TASK DESCRIPTION:
Find every line in the records below that holds the word "maison", and copy it out.

--- Begin ---

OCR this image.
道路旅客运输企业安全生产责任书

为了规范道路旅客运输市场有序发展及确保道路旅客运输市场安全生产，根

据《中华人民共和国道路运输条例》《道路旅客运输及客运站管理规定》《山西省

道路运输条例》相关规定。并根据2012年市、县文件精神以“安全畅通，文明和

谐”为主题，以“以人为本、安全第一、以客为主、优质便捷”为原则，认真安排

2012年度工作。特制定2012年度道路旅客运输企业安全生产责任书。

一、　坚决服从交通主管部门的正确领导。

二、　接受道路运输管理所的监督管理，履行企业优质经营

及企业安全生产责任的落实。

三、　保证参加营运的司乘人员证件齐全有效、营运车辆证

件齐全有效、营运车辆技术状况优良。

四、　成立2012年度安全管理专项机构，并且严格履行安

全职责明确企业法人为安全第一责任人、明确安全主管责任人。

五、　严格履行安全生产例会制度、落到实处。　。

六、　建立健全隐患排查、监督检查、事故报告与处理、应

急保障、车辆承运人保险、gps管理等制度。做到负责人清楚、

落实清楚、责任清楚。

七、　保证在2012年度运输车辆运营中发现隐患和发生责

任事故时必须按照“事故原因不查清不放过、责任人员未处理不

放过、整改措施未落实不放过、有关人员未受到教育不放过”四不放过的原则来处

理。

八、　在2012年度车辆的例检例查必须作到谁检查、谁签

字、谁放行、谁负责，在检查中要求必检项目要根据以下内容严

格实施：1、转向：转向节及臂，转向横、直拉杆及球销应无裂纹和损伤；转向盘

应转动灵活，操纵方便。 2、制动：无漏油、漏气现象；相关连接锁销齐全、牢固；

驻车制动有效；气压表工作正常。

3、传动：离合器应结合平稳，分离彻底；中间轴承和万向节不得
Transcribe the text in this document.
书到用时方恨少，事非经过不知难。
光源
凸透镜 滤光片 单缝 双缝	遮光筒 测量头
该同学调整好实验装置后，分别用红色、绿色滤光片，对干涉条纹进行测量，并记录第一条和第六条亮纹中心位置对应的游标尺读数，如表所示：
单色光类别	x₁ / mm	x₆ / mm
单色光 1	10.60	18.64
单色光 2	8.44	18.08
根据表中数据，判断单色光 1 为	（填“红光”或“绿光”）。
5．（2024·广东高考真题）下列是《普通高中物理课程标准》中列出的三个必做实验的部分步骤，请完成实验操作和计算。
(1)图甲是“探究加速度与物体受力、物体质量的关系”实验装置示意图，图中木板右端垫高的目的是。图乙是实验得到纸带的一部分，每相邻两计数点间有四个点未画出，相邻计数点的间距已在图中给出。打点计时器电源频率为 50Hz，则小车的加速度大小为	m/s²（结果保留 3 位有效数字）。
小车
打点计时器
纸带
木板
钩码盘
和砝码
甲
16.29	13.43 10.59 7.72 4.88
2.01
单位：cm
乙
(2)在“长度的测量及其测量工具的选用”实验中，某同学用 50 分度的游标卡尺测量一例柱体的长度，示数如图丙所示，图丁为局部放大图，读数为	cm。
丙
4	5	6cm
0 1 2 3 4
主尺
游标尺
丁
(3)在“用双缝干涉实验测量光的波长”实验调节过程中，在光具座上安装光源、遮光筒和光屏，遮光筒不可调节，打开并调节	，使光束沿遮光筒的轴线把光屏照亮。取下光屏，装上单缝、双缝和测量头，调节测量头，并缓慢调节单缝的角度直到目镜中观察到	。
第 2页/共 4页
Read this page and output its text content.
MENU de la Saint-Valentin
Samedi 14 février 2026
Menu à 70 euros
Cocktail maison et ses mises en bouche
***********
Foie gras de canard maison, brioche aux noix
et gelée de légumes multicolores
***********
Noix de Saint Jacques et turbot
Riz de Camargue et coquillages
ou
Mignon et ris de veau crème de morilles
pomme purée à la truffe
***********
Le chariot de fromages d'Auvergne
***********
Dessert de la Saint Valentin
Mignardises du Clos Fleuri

--- End ---

RIGHT ANSWER:
Cocktail maison et ses mises en bouche
Foie gras de canard maison, brioche aux noix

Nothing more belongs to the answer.